Direction
Show every line below where "path" can be found.

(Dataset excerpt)
·····

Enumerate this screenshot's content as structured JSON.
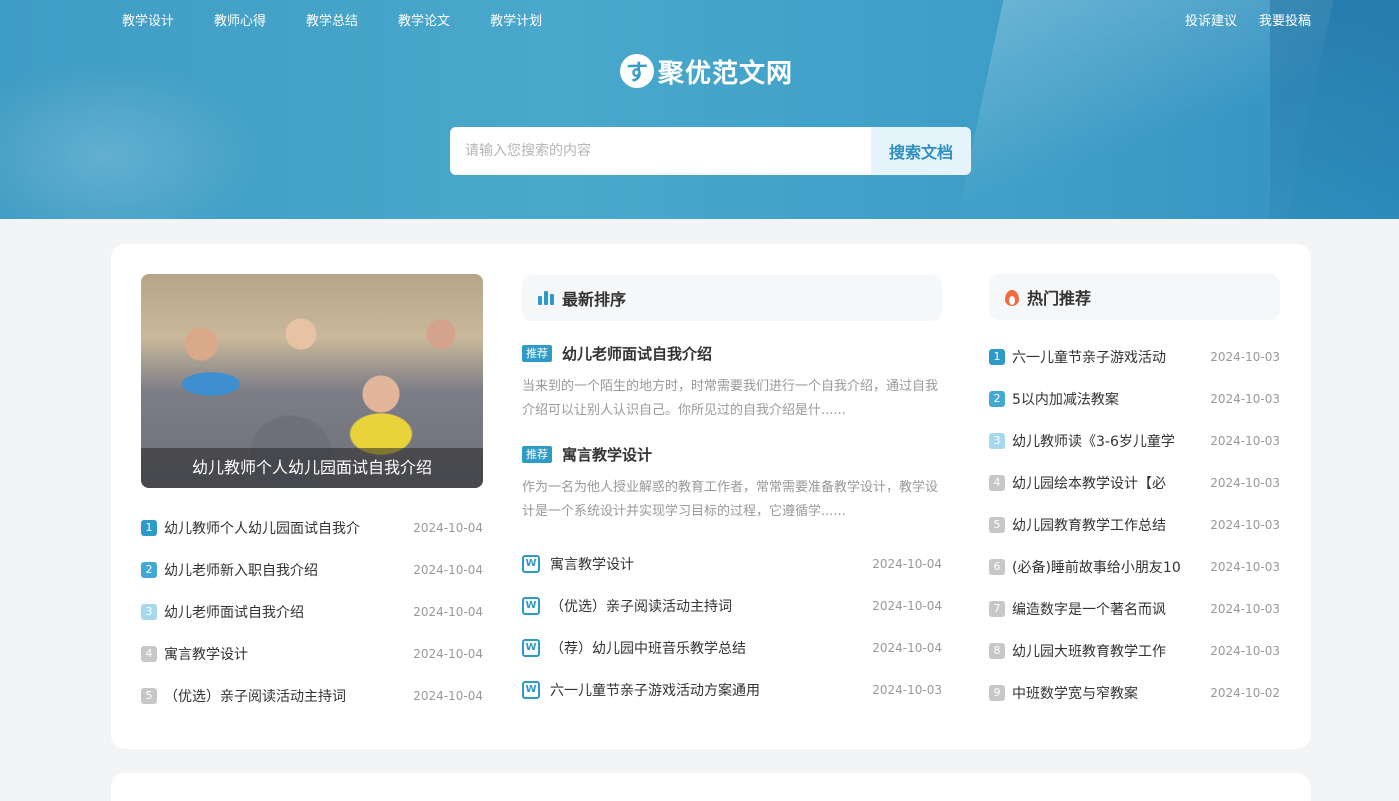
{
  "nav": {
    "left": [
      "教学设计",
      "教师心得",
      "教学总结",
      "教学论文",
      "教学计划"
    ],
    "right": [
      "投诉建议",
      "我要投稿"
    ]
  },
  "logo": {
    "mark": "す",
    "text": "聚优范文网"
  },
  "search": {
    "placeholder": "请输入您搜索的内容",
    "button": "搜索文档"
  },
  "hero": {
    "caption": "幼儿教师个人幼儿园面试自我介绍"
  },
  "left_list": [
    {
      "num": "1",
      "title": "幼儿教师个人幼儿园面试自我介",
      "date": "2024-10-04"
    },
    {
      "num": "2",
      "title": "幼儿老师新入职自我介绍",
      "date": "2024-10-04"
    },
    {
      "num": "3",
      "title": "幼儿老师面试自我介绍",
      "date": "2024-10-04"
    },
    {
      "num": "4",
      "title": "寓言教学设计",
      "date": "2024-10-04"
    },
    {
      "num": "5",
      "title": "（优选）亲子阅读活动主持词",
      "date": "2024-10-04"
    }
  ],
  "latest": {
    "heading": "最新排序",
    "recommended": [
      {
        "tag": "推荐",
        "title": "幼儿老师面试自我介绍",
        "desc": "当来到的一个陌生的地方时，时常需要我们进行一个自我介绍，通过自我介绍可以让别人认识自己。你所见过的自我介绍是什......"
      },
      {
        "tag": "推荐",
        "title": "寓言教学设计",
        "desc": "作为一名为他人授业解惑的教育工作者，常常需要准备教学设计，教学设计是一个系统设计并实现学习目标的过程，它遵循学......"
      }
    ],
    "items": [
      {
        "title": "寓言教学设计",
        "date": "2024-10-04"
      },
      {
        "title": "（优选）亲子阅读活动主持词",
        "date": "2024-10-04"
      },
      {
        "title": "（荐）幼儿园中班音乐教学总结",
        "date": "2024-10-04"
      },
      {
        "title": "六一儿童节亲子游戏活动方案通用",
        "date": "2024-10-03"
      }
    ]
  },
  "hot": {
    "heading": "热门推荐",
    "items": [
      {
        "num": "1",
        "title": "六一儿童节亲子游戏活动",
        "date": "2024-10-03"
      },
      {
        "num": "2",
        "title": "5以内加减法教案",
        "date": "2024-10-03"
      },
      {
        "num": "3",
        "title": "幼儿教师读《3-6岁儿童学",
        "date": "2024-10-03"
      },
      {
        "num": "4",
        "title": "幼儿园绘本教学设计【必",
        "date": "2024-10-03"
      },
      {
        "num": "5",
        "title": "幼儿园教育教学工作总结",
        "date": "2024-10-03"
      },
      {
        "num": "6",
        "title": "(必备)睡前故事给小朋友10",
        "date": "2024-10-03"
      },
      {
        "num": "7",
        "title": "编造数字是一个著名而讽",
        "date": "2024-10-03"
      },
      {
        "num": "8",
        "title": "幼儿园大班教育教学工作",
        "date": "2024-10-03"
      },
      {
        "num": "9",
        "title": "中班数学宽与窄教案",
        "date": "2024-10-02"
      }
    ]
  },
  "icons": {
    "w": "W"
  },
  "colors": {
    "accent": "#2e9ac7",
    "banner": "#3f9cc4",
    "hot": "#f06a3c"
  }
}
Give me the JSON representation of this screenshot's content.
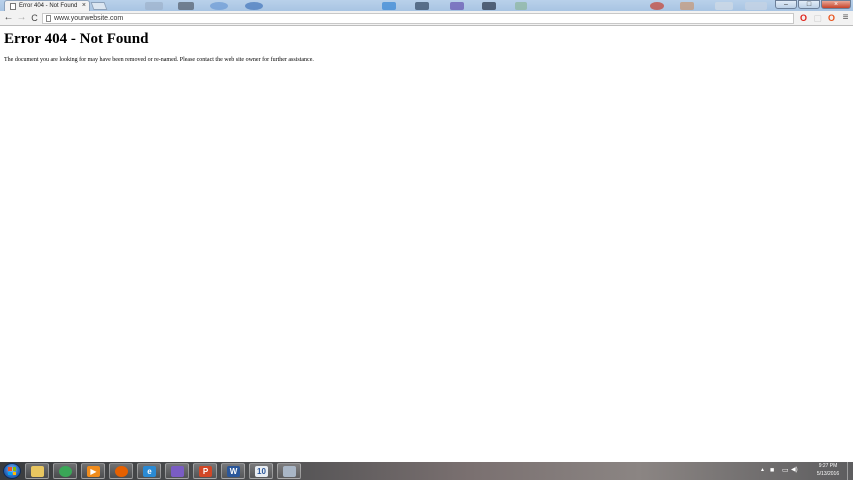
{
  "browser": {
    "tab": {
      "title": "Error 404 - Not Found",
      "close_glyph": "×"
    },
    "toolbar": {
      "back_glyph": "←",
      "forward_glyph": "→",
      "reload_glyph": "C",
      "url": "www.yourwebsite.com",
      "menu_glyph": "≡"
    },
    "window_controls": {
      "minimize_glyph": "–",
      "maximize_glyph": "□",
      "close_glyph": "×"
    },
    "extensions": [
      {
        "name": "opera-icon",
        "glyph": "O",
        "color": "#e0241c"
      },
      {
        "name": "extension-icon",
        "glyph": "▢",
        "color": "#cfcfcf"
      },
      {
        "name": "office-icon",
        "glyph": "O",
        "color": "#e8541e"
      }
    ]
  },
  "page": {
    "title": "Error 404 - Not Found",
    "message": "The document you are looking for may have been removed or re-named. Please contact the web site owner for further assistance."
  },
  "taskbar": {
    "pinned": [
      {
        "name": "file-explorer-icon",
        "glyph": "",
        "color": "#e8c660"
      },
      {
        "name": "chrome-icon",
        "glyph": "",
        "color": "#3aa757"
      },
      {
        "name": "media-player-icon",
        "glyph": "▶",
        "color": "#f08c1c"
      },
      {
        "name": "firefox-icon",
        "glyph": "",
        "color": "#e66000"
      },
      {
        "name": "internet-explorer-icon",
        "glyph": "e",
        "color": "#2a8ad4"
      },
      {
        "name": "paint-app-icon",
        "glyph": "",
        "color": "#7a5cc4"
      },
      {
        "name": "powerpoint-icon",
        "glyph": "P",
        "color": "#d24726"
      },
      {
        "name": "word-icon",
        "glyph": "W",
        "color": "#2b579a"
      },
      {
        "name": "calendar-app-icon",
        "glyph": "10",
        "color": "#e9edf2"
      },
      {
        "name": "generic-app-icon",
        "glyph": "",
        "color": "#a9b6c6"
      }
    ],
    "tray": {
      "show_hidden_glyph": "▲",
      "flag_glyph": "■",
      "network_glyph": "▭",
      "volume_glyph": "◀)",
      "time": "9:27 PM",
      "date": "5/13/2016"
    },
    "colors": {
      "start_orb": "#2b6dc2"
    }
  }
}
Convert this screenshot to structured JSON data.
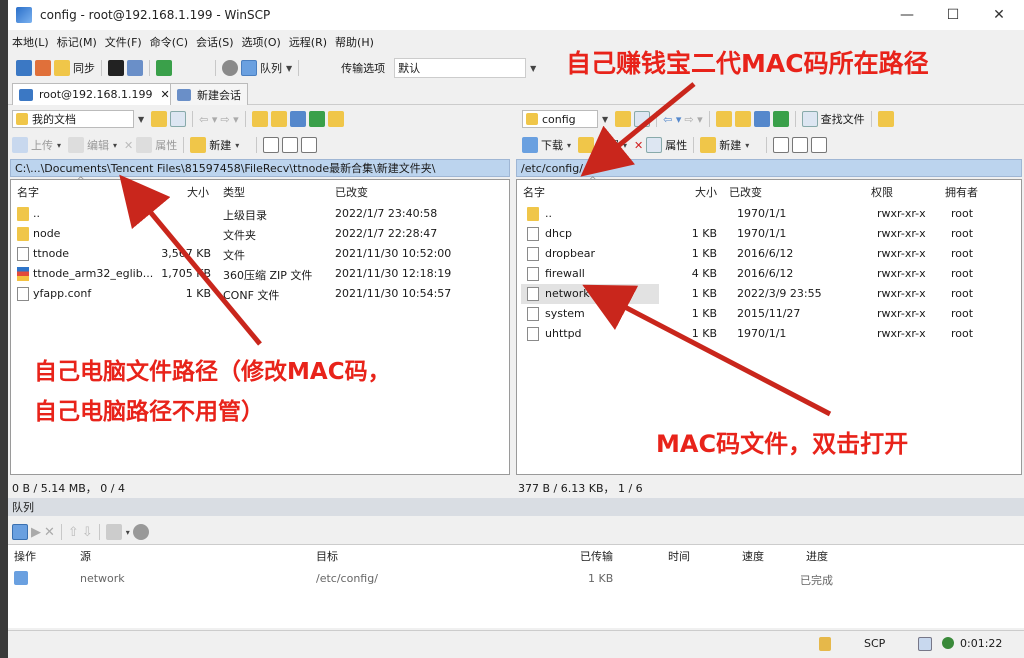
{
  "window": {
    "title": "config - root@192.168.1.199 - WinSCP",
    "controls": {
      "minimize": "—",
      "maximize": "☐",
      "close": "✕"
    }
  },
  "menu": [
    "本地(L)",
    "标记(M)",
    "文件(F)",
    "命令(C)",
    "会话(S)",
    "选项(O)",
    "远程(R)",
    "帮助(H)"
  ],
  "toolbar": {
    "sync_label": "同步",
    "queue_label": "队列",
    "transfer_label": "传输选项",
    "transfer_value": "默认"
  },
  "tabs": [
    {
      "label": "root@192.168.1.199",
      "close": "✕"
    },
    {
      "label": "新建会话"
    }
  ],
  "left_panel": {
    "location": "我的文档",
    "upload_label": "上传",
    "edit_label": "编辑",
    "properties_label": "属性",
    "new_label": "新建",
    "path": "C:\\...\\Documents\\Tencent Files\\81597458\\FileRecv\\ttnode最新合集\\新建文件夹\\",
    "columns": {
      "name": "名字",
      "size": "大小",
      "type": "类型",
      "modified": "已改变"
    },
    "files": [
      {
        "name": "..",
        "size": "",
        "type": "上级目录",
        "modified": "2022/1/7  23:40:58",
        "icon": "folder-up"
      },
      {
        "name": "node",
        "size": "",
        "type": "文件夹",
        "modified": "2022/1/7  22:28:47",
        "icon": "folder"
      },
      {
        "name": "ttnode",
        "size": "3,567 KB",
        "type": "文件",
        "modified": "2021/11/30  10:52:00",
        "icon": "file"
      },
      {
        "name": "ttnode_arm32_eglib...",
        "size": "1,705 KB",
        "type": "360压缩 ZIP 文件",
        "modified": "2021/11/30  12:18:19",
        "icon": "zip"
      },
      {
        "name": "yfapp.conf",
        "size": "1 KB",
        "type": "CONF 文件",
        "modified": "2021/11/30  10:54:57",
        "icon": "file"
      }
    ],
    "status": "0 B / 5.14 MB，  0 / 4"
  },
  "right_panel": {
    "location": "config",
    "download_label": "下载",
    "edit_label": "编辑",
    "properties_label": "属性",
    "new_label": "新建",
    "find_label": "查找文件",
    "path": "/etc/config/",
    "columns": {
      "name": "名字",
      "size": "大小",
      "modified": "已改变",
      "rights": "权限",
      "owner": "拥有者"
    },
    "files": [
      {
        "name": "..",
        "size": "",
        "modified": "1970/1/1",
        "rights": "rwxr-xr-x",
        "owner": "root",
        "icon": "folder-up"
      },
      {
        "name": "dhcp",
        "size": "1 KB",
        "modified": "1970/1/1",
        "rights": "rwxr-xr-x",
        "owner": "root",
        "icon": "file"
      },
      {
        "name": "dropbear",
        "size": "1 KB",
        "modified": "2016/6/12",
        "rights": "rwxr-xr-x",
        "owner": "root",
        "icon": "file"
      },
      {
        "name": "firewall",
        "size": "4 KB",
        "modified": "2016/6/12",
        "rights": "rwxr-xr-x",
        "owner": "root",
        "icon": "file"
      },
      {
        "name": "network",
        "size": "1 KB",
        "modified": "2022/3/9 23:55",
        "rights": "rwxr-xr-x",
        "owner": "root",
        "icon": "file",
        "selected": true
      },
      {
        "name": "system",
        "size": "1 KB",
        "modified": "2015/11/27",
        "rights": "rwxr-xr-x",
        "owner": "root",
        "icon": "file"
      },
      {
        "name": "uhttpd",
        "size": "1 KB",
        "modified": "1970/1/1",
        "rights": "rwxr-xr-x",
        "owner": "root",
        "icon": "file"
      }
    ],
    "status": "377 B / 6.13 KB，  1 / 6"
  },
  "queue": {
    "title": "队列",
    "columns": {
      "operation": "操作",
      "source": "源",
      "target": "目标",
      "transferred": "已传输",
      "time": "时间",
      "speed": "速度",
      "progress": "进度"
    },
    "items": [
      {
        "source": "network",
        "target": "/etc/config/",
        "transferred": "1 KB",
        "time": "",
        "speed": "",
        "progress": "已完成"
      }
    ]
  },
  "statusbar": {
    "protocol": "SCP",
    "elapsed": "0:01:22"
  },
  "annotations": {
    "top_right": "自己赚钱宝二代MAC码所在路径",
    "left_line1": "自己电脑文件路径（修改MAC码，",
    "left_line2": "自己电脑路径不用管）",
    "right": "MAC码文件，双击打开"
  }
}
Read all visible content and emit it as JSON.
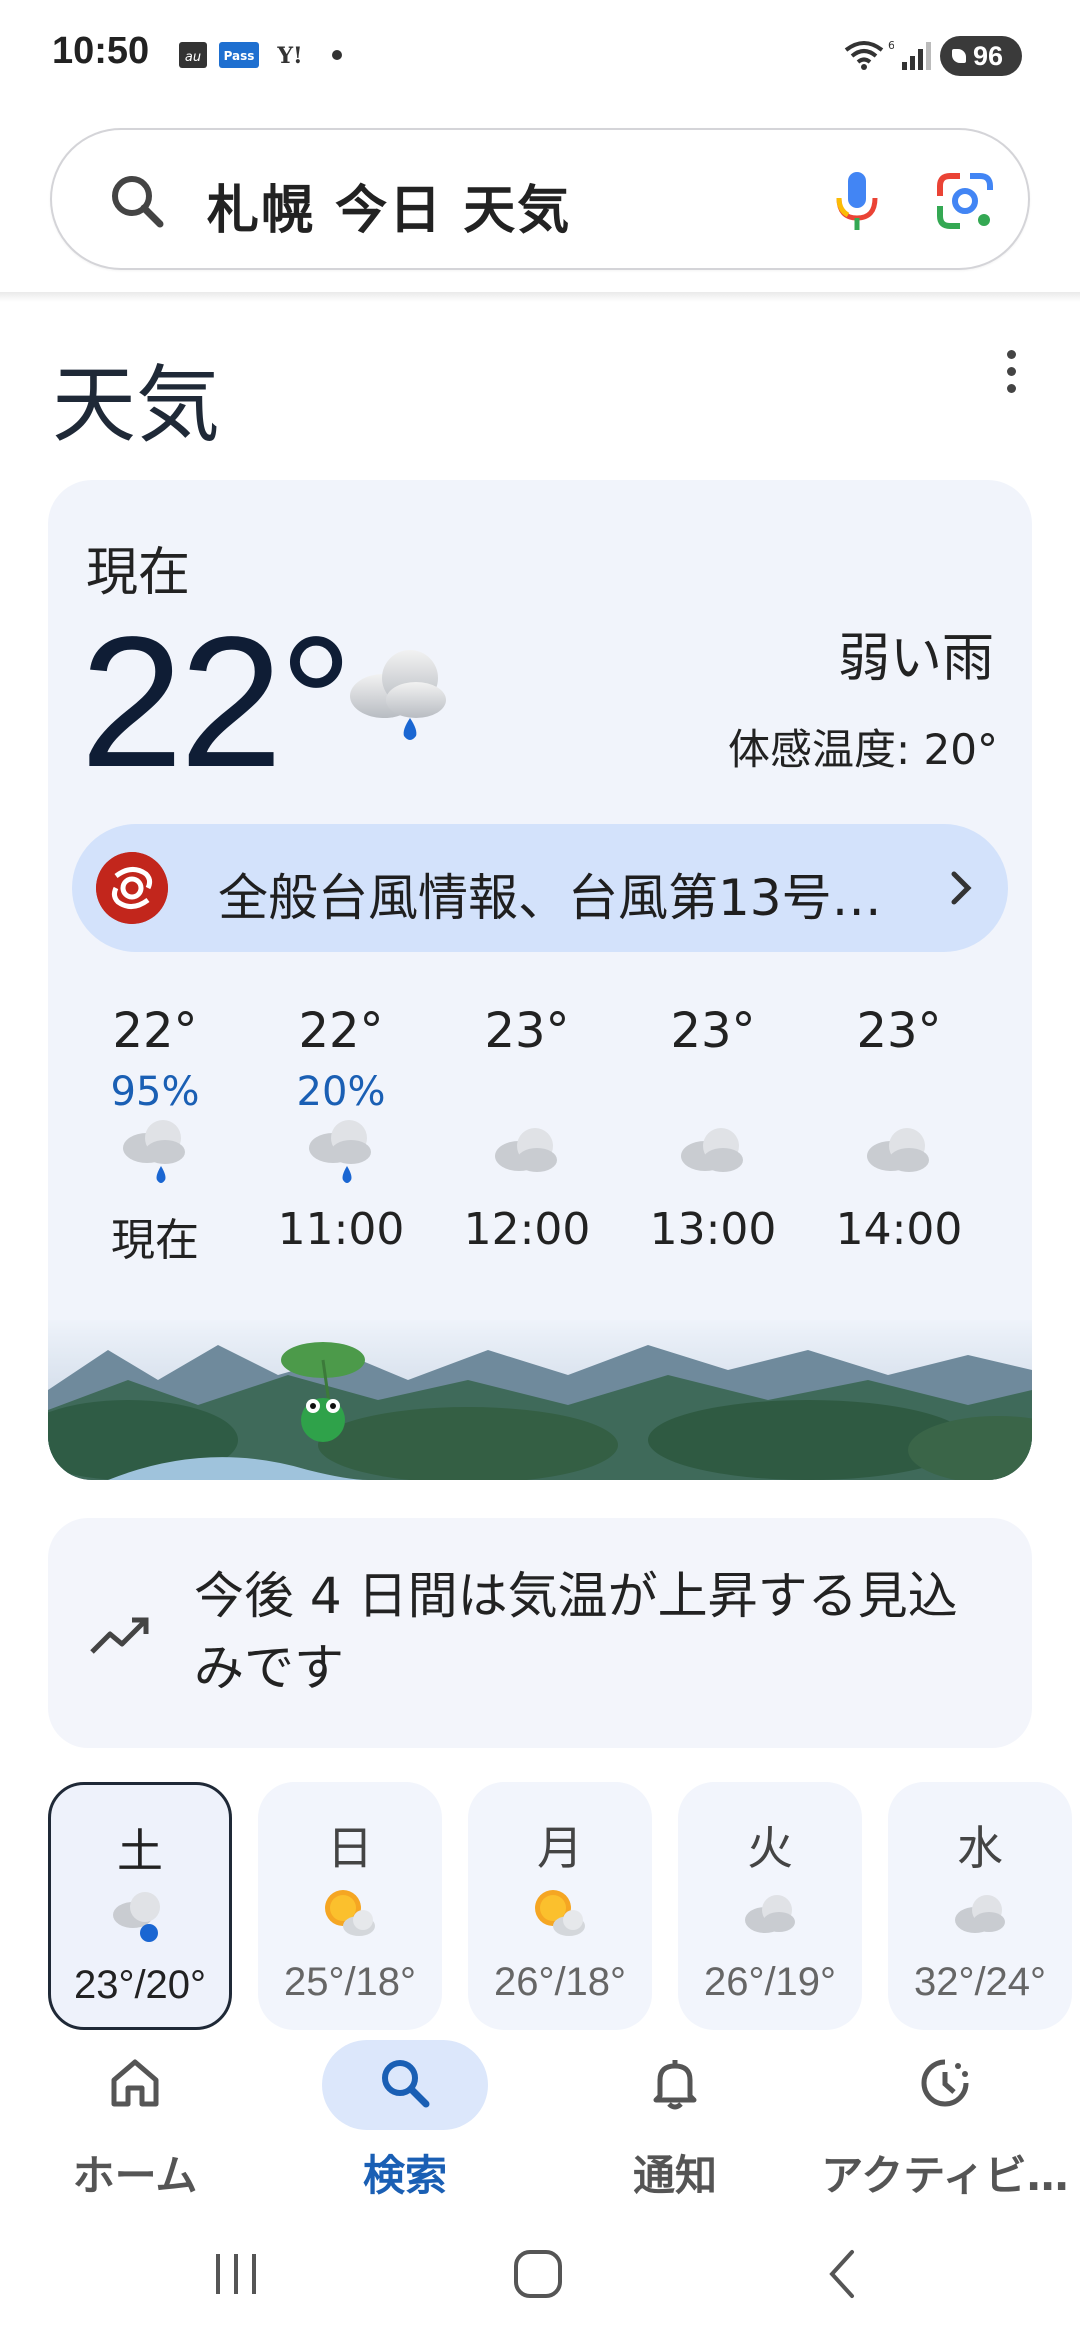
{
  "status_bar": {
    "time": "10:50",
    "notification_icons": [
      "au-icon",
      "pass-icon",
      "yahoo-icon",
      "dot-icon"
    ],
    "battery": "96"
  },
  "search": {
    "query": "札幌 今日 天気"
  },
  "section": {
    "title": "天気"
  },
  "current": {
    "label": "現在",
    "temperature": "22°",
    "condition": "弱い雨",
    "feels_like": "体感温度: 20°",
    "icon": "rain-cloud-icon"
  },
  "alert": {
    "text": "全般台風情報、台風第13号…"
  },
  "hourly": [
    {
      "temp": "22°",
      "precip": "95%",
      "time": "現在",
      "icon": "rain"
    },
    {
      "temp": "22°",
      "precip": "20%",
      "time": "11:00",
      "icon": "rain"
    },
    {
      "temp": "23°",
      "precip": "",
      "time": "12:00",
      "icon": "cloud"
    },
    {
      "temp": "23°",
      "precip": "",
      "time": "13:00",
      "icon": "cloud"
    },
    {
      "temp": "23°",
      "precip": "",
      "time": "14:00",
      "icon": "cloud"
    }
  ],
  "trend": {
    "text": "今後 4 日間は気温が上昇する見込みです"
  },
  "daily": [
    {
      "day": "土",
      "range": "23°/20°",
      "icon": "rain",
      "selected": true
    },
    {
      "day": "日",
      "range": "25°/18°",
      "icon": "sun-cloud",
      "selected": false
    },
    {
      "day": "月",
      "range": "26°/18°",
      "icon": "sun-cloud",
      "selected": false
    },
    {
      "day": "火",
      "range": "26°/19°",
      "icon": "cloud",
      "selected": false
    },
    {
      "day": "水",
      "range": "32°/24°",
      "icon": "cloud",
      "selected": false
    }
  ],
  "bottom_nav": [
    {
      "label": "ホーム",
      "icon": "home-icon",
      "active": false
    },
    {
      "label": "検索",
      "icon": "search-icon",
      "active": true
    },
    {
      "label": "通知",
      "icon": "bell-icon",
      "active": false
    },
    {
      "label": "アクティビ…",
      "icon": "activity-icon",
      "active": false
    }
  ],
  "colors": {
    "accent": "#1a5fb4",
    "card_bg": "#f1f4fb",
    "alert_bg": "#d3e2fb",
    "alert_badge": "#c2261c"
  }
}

·····

Written answer
    "path": "C:\\...\\Documents\\Tencent Files\\81597458\\FileRecv\\ttnode最新合集\\新建文件夹\\",
    "path": "/etc/config/",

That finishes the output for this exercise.